EXERCISE TASK: The records below must be copied in full; omit the images.

LISTING:

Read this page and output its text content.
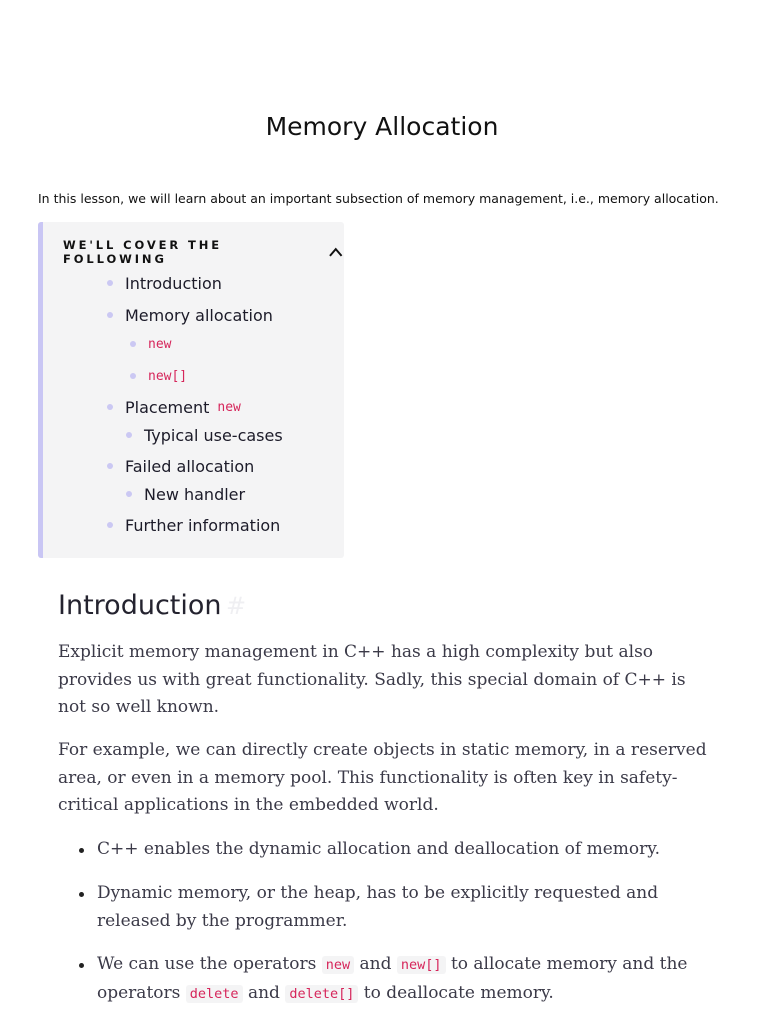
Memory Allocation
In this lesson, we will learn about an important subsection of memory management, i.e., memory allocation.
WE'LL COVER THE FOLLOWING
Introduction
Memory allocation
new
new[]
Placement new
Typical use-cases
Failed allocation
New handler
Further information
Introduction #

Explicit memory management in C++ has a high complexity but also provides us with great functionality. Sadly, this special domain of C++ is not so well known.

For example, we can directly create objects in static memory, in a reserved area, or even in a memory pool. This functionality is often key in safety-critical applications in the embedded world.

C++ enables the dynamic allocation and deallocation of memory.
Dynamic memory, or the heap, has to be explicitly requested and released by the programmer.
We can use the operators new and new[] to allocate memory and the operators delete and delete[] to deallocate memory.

SOLVED EXERCISE:
Read this page and output its text content.
Memory Allocation
In this lesson, we will learn about an important subsection of memory management, i.e., memory allocation.
WE'LL COVER THE FOLLOWING
Introduction
Memory allocation
new
new[]
Placement new
Typical use-cases
Failed allocation
New handler
Further information
Introduction #

Explicit memory management in C++ has a high complexity but also provides us with great functionality. Sadly, this special domain of C++ is not so well known.

For example, we can directly create objects in static memory, in a reserved area, or even in a memory pool. This functionality is often key in safety-critical applications in the embedded world.

C++ enables the dynamic allocation and deallocation of memory.
Dynamic memory, or the heap, has to be explicitly requested and released by the programmer.
We can use the operators new and new[] to allocate memory and the operators delete and delete[] to deallocate memory.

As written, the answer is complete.